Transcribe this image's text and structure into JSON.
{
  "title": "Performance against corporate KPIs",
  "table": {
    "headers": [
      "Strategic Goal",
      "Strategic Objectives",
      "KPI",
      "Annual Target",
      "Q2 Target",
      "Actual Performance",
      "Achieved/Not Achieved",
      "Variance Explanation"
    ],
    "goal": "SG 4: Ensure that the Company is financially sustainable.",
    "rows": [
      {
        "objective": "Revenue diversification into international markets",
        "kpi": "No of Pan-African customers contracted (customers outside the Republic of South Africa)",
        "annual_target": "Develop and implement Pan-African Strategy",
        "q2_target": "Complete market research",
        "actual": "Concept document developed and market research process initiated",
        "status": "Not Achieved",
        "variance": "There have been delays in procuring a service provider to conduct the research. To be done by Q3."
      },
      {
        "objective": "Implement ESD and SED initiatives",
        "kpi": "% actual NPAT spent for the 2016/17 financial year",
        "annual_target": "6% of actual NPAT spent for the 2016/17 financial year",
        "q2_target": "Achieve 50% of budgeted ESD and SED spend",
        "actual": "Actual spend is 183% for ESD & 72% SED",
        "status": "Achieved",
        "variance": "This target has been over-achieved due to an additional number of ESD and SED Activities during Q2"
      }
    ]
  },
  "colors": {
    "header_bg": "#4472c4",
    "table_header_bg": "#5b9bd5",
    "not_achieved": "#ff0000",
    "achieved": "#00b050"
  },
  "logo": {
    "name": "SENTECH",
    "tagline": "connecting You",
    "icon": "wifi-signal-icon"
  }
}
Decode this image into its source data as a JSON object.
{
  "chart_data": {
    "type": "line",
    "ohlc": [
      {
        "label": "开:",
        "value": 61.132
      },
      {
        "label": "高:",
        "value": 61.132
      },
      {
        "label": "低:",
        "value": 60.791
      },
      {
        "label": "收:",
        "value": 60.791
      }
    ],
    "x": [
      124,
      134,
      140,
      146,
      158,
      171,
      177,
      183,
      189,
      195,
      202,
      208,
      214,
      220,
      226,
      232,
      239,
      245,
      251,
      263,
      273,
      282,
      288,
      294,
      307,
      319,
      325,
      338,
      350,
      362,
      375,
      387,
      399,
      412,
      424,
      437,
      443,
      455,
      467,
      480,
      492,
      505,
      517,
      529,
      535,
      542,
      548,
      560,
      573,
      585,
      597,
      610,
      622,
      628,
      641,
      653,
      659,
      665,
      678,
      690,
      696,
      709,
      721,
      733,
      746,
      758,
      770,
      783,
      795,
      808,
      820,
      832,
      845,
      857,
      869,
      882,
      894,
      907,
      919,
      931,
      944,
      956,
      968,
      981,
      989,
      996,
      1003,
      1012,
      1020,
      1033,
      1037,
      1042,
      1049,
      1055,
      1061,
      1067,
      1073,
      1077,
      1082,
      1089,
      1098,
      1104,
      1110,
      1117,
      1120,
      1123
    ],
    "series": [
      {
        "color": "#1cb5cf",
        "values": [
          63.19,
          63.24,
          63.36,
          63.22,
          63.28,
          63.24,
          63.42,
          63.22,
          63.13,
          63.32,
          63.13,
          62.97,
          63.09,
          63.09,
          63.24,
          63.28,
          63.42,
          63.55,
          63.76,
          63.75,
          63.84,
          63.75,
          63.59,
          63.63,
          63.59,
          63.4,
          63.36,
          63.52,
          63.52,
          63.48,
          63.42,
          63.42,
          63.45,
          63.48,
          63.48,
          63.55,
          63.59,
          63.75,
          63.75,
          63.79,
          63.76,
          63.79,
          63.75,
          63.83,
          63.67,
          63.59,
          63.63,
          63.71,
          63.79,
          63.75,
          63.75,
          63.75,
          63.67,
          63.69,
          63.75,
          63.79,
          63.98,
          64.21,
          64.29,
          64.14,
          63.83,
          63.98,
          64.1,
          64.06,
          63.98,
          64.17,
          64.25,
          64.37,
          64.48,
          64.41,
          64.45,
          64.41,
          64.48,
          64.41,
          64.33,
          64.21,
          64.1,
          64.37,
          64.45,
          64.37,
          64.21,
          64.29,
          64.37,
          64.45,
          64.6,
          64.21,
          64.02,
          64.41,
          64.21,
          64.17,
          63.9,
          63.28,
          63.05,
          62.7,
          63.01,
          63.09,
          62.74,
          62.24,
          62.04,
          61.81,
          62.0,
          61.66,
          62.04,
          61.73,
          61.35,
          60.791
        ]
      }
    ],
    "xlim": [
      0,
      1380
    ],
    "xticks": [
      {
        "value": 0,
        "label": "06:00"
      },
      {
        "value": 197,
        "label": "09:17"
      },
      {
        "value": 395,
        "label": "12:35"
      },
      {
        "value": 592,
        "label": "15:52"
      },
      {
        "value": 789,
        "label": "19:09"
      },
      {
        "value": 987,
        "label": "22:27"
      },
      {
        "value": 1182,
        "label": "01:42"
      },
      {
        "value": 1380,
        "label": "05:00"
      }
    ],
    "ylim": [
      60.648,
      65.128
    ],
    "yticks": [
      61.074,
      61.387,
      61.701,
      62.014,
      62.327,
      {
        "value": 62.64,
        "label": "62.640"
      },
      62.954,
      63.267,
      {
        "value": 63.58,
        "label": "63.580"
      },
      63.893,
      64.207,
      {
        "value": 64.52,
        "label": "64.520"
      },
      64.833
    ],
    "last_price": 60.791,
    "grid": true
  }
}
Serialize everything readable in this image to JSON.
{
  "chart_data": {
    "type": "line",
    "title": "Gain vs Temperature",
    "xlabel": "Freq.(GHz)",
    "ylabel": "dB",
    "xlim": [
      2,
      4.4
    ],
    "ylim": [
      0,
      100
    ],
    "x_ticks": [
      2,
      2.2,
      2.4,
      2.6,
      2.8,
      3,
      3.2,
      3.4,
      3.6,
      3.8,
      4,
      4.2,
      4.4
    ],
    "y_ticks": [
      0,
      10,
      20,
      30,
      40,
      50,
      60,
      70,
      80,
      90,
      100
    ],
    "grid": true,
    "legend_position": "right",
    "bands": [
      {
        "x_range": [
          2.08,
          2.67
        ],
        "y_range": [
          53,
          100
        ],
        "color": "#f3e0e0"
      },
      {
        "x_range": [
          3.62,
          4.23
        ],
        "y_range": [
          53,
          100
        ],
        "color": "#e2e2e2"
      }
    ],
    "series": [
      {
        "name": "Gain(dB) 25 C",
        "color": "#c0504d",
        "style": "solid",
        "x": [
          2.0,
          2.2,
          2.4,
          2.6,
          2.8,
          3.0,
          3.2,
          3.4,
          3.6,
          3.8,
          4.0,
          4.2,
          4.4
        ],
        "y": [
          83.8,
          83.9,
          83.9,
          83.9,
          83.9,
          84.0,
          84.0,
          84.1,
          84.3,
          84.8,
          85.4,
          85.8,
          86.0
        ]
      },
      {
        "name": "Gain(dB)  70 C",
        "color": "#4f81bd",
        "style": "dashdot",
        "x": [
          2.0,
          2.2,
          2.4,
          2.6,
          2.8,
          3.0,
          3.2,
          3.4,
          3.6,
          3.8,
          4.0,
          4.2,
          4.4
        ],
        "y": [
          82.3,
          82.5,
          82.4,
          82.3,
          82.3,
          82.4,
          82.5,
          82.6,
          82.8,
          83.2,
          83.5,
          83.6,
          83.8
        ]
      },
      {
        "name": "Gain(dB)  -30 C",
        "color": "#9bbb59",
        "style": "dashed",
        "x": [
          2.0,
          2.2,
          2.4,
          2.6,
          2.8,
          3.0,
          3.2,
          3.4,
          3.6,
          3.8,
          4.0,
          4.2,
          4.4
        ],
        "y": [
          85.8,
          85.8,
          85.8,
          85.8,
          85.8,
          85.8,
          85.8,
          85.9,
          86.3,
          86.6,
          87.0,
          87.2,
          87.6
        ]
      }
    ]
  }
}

**Task directions:** Output the entries exactly.

**Exercise response:**
Transcribe this image's text and structure into JSON.
{
  "title": "Performance against corporate KPIs",
  "table": {
    "headers": [
      "Strategic Goal",
      "Strategic Objectives",
      "KPI",
      "Annual Target",
      "Q2 Target",
      "Actual Performance",
      "Achieved/Not Achieved",
      "Variance Explanation"
    ],
    "goal": "SG 4: Ensure that the Company is financially sustainable.",
    "rows": [
      {
        "objective": "Revenue diversification into international markets",
        "kpi": "No of Pan-African customers contracted (customers outside the Republic of South Africa)",
        "annual_target": "Develop and implement Pan-African Strategy",
        "q2_target": "Complete market research",
        "actual": "Concept document developed and market research process initiated",
        "status": "Not Achieved",
        "variance": "There have been delays in procuring a service provider to conduct the research. To be done by Q3."
      },
      {
        "objective": "Implement ESD and SED initiatives",
        "kpi": "% actual NPAT spent for the 2016/17 financial year",
        "annual_target": "6% of actual NPAT spent for the 2016/17 financial year",
        "q2_target": "Achieve 50% of budgeted ESD and SED spend",
        "actual": "Actual spend is 183% for ESD & 72% SED",
        "status": "Achieved",
        "variance": "This target has been over-achieved due to an additional number of ESD and SED Activities during Q2"
      }
    ]
  },
  "colors": {
    "header_bg": "#4472c4",
    "table_header_bg": "#5b9bd5",
    "not_achieved": "#ff0000",
    "achieved": "#00b050"
  },
  "logo": {
    "name": "SENTECH",
    "tagline": "connecting You",
    "icon": "wifi-signal-icon"
  }
}
Decode this image into its source data as a JSON object.
{
  "chart_data": {
    "type": "line",
    "ohlc": [
      {
        "label": "开:",
        "value": 61.132
      },
      {
        "label": "高:",
        "value": 61.132
      },
      {
        "label": "低:",
        "value": 60.791
      },
      {
        "label": "收:",
        "value": 60.791
      }
    ],
    "x": [
      124,
      134,
      140,
      146,
      158,
      171,
      177,
      183,
      189,
      195,
      202,
      208,
      214,
      220,
      226,
      232,
      239,
      245,
      251,
      263,
      273,
      282,
      288,
      294,
      307,
      319,
      325,
      338,
      350,
      362,
      375,
      387,
      399,
      412,
      424,
      437,
      443,
      455,
      467,
      480,
      492,
      505,
      517,
      529,
      535,
      542,
      548,
      560,
      573,
      585,
      597,
      610,
      622,
      628,
      641,
      653,
      659,
      665,
      678,
      690,
      696,
      709,
      721,
      733,
      746,
      758,
      770,
      783,
      795,
      808,
      820,
      832,
      845,
      857,
      869,
      882,
      894,
      907,
      919,
      931,
      944,
      956,
      968,
      981,
      989,
      996,
      1003,
      1012,
      1020,
      1033,
      1037,
      1042,
      1049,
      1055,
      1061,
      1067,
      1073,
      1077,
      1082,
      1089,
      1098,
      1104,
      1110,
      1117,
      1120,
      1123
    ],
    "series": [
      {
        "color": "#1cb5cf",
        "values": [
          63.19,
          63.24,
          63.36,
          63.22,
          63.28,
          63.24,
          63.42,
          63.22,
          63.13,
          63.32,
          63.13,
          62.97,
          63.09,
          63.09,
          63.24,
          63.28,
          63.42,
          63.55,
          63.76,
          63.75,
          63.84,
          63.75,
          63.59,
          63.63,
          63.59,
          63.4,
          63.36,
          63.52,
          63.52,
          63.48,
          63.42,
          63.42,
          63.45,
          63.48,
          63.48,
          63.55,
          63.59,
          63.75,
          63.75,
          63.79,
          63.76,
          63.79,
          63.75,
          63.83,
          63.67,
          63.59,
          63.63,
          63.71,
          63.79,
          63.75,
          63.75,
          63.75,
          63.67,
          63.69,
          63.75,
          63.79,
          63.98,
          64.21,
          64.29,
          64.14,
          63.83,
          63.98,
          64.1,
          64.06,
          63.98,
          64.17,
          64.25,
          64.37,
          64.48,
          64.41,
          64.45,
          64.41,
          64.48,
          64.41,
          64.33,
          64.21,
          64.1,
          64.37,
          64.45,
          64.37,
          64.21,
          64.29,
          64.37,
          64.45,
          64.6,
          64.21,
          64.02,
          64.41,
          64.21,
          64.17,
          63.9,
          63.28,
          63.05,
          62.7,
          63.01,
          63.09,
          62.74,
          62.24,
          62.04,
          61.81,
          62.0,
          61.66,
          62.04,
          61.73,
          61.35,
          60.791
        ]
      }
    ],
    "xlim": [
      0,
      1380
    ],
    "xticks": [
      {
        "value": 0,
        "label": "06:00"
      },
      {
        "value": 197,
        "label": "09:17"
      },
      {
        "value": 395,
        "label": "12:35"
      },
      {
        "value": 592,
        "label": "15:52"
      },
      {
        "value": 789,
        "label": "19:09"
      },
      {
        "value": 987,
        "label": "22:27"
      },
      {
        "value": 1182,
        "label": "01:42"
      },
      {
        "value": 1380,
        "label": "05:00"
      }
    ],
    "ylim": [
      60.648,
      65.128
    ],
    "yticks": [
      61.074,
      61.387,
      61.701,
      62.014,
      62.327,
      {
        "value": 62.64,
        "label": "62.640"
      },
      62.954,
      63.267,
      {
        "value": 63.58,
        "label": "63.580"
      },
      63.893,
      64.207,
      {
        "value": 64.52,
        "label": "64.520"
      },
      64.833
    ],
    "last_price": 60.791,
    "grid": true
  }
}
Serialize everything readable in this image to JSON.
{
  "chart_data": {
    "type": "line",
    "title": "Gain vs Temperature",
    "xlabel": "Freq.(GHz)",
    "ylabel": "dB",
    "xlim": [
      2,
      4.4
    ],
    "ylim": [
      0,
      100
    ],
    "x_ticks": [
      2,
      2.2,
      2.4,
      2.6,
      2.8,
      3,
      3.2,
      3.4,
      3.6,
      3.8,
      4,
      4.2,
      4.4
    ],
    "y_ticks": [
      0,
      10,
      20,
      30,
      40,
      50,
      60,
      70,
      80,
      90,
      100
    ],
    "grid": true,
    "legend_position": "right",
    "bands": [
      {
        "x_range": [
          2.08,
          2.67
        ],
        "y_range": [
          53,
          100
        ],
        "color": "#f3e0e0"
      },
      {
        "x_range": [
          3.62,
          4.23
        ],
        "y_range": [
          53,
          100
        ],
        "color": "#e2e2e2"
      }
    ],
    "series": [
      {
        "name": "Gain(dB) 25 C",
        "color": "#c0504d",
        "style": "solid",
        "x": [
          2.0,
          2.2,
          2.4,
          2.6,
          2.8,
          3.0,
          3.2,
          3.4,
          3.6,
          3.8,
          4.0,
          4.2,
          4.4
        ],
        "y": [
          83.8,
          83.9,
          83.9,
          83.9,
          83.9,
          84.0,
          84.0,
          84.1,
          84.3,
          84.8,
          85.4,
          85.8,
          86.0
        ]
      },
      {
        "name": "Gain(dB)  70 C",
        "color": "#4f81bd",
        "style": "dashdot",
        "x": [
          2.0,
          2.2,
          2.4,
          2.6,
          2.8,
          3.0,
          3.2,
          3.4,
          3.6,
          3.8,
          4.0,
          4.2,
          4.4
        ],
        "y": [
          82.3,
          82.5,
          82.4,
          82.3,
          82.3,
          82.4,
          82.5,
          82.6,
          82.8,
          83.2,
          83.5,
          83.6,
          83.8
        ]
      },
      {
        "name": "Gain(dB)  -30 C",
        "color": "#9bbb59",
        "style": "dashed",
        "x": [
          2.0,
          2.2,
          2.4,
          2.6,
          2.8,
          3.0,
          3.2,
          3.4,
          3.6,
          3.8,
          4.0,
          4.2,
          4.4
        ],
        "y": [
          85.8,
          85.8,
          85.8,
          85.8,
          85.8,
          85.8,
          85.8,
          85.9,
          86.3,
          86.6,
          87.0,
          87.2,
          87.6
        ]
      }
    ]
  }
}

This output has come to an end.